* **SEZIONE DEL TESTO**
'''
Davvero? Eppure esordite tra pochi giorni, il 3 e 4 febbraio al Teatro Valli di Reggio Emilia.
Sarà un bel test: debuttiamo nella città dove lui ha fatto le scuole medie, Reggio Emilia, dove ha cominciato a giocare una pallacanestro più organizzata.

Come hai scelto gli 8 capitoli in una storia così piena come quella di Bryant?
L’ho diviso per macro-temi che reputavo fondamentali. Si dalla famiglia e dalla madre, una stupenda donna che dell’aristocrazia afroamericana di Philadelphia che si infatua di un atleta nonostante la famiglia non voglia. Si passa poi per il periodo italiano, la vita nelle highschool americane dove ha grandi problemi a relazionarsi perché non gli manca completamente lo slang afroamericano, una lingua che non ha mai sentito parlare. Lo seguiamo poi nel suo esordio NBA e in questa sua strepitosa cavalcata piena di contraddizioni iniziata praticamente all’All-Star Game del 1998 a New York quando fa segno a Karl Malone, il più grande pick and roller della storia dell’NBA, di spostarsi e non giocargli il pick and roll. Lì ero a bordo campo; ho viste centinaia di partite di Kobe. È una vita da eroe greco, con conclusione da un eroe greco. Il fato si è interessato a lui nel momento sbagliato, quando per la prima volta stava per riconciliarsi con il mondo.

C’è anche spazio per la sua vita privata?
Sì, in particolare per la moglie Vanessa, un’altra storia inspiegabile. Quando si conoscono lei è una 17enne messicana che a casa le uniche cose che le sono permesse sono ballare e studiare. Sua madre però è amica di una regista che sta cercando una comparsa che possa ballare in un video dove c’è Kobe e Vanessa supplicando la madre le dice: «Se mi mandi, mi faccio baciare e me lo porto a casa». E questo accade per davvero. Che storia è? Una superstar portata a casa in 2 ore da una minorenne, così. E naturalmente la famiglia di lui è contro questo amore e per questo Kobe con la sua famiglia vivrà in disaccordo fino alla fine. Kobe ha vissuto 7 vite in una. Nello spettacolo si arriva anche all’accusa di stupro, per il quale rischia l’ergastolo. Lui si presenta in tribunale, elegantissimo, impietrito, e segue le sei ore dell’udienza. Dopo prende un aereo e, con il vantaggio del fuso orario, riesce a tornare a Los Angeles per una partita di playoff. Arriva che la partita sta iniziando, fa 40 punti. Non è umano; nel pomeriggio è ad un’udienza che potrebbe portarlo in carcere e la sera fa 40 punti a una partite di playoff. La vita di Kobe è tutta così: vittorie, cadute, ricadute.

Hai raccontato di aver visto centinaia di partite di Kobe di persona. Ma per fare questi racconti, per scrivere queste narrazioni e questi spettacoli, devi anche andare dentro Kobe come uomo. Come ci si sposta dall’atleta alla persona?
'''
[Voci di annotazione spaziale]
'''
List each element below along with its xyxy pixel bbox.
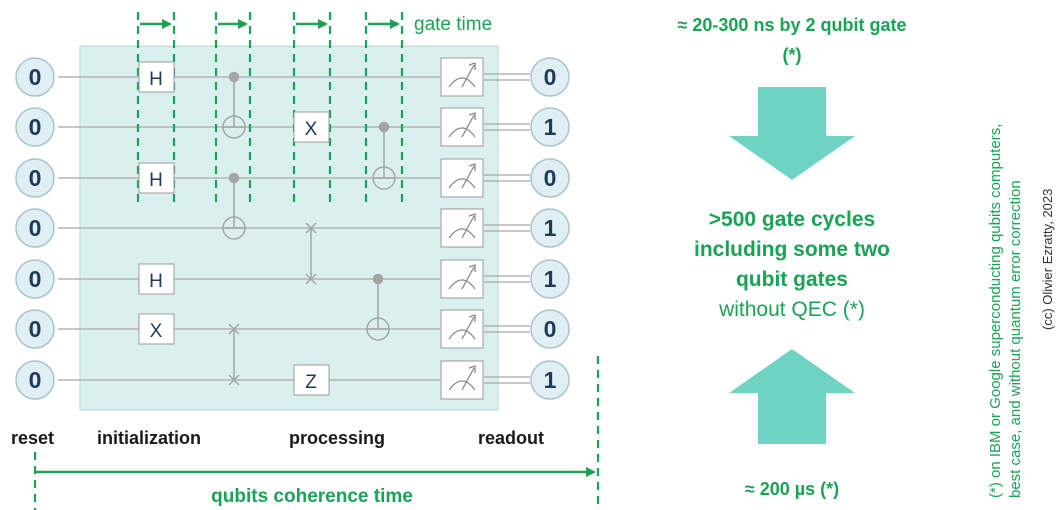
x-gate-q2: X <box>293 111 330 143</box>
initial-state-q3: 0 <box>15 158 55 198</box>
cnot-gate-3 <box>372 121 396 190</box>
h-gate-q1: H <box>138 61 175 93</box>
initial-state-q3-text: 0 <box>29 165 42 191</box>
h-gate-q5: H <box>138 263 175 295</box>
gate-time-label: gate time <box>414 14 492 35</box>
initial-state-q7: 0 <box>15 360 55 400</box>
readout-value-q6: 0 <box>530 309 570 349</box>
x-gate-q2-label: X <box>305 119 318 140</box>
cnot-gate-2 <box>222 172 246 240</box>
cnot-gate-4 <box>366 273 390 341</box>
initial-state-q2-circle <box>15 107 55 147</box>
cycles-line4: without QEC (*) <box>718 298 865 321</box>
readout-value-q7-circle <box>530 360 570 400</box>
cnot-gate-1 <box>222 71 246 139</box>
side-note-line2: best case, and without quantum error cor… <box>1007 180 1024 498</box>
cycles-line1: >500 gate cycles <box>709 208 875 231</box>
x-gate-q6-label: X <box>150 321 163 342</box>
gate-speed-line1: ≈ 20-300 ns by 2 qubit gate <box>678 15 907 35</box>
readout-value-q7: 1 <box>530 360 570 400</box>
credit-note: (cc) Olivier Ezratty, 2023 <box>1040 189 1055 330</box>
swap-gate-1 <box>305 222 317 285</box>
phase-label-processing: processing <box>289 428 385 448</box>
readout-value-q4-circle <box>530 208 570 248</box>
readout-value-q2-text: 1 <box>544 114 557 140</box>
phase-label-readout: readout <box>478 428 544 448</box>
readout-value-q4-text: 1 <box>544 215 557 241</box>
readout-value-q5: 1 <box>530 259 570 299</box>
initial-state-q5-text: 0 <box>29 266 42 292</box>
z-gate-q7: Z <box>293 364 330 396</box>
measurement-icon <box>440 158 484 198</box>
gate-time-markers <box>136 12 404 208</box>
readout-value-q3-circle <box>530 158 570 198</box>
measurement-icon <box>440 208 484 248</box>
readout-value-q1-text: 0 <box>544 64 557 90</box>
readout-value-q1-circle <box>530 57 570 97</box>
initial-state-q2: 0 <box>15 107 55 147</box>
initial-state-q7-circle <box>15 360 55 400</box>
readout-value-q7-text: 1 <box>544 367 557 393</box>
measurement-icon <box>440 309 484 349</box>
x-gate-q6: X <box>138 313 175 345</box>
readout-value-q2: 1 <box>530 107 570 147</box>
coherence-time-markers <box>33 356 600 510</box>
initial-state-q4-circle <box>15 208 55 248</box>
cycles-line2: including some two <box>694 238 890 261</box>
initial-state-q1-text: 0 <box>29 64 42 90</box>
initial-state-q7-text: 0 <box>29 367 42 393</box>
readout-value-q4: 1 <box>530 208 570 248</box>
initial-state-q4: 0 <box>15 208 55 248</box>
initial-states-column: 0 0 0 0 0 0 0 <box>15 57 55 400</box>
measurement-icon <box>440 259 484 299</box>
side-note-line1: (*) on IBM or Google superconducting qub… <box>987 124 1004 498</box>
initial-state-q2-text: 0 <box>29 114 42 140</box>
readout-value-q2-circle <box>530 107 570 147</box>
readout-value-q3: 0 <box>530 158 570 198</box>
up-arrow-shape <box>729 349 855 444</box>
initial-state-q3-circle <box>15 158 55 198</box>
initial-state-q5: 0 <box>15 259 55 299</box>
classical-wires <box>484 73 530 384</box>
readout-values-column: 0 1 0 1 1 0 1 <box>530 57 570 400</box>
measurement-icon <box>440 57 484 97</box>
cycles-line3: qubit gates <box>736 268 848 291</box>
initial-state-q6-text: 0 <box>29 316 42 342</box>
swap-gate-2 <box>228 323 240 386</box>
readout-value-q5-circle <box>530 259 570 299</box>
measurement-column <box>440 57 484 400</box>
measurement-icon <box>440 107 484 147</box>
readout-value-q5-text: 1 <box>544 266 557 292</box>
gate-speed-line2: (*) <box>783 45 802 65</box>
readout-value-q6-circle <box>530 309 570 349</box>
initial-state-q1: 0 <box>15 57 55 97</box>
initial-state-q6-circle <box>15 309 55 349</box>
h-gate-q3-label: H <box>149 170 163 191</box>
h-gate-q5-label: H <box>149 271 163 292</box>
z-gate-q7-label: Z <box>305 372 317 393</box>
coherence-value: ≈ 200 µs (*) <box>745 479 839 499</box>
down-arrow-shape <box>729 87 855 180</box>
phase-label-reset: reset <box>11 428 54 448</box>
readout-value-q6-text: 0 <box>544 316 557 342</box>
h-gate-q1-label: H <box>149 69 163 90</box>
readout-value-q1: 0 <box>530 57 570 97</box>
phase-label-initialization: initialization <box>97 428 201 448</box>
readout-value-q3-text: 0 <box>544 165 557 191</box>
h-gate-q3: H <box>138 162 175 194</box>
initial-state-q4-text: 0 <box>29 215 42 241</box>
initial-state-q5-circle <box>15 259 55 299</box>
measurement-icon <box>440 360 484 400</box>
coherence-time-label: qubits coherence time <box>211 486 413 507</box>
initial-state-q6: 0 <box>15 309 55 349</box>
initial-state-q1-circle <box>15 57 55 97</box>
'''
* **COSA SI CHIEDE**
Riscrivi dall'intervista su Kobe Bryant tutto ciò che va da "Hai raccontato di" giù fino a "dall’atleta alla persona?", sostituendo "spettacoli" con "monologhi".

* **RISULTATO**
Hai raccontato di aver visto centinaia di partite di Kobe di persona. Ma per fare questi racconti, per scrivere queste narrazioni e questi monologhi, devi anche andare dentro Kobe come uomo. Come ci si sposta dall’atleta alla persona?